(DATASET EXTRACT)
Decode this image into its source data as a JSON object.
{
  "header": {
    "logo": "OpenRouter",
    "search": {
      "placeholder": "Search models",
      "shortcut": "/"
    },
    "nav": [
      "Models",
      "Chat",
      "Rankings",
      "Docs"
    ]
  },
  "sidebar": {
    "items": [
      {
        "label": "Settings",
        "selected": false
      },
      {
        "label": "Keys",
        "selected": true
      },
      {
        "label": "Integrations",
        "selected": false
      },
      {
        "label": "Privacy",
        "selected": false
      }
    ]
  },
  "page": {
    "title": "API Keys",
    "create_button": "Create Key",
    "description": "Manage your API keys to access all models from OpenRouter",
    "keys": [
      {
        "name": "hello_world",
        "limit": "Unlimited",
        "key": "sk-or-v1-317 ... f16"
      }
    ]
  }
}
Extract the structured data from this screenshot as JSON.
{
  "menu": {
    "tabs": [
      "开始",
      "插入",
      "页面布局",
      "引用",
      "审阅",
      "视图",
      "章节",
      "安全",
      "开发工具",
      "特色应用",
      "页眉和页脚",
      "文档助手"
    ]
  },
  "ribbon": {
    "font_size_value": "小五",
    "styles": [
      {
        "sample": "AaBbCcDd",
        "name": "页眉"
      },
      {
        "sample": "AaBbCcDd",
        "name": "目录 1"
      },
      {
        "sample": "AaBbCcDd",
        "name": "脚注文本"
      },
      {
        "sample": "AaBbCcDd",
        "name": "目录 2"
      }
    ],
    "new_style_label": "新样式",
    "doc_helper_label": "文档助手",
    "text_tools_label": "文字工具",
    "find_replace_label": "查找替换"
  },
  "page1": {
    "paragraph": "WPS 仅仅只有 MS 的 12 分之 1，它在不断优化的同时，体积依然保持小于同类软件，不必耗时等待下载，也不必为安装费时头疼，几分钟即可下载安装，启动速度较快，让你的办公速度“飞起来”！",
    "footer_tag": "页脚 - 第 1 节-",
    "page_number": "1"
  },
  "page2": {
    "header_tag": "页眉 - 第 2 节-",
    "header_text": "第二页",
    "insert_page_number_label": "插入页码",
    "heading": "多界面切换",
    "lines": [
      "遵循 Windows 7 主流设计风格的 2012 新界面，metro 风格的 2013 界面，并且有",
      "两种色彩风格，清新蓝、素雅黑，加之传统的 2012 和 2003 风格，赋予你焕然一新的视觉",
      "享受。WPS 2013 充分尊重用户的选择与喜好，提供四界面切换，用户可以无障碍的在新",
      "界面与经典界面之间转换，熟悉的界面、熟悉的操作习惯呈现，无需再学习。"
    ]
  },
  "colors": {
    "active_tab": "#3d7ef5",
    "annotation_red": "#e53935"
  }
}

(EXERCISE BRIEF) Extract, from the listing above, every line where the string "this" occurs.

(THE COMPLETED TASK)
Decode this image into its source data as a JSON object.
Extract the structured data from this screenshot as JSON.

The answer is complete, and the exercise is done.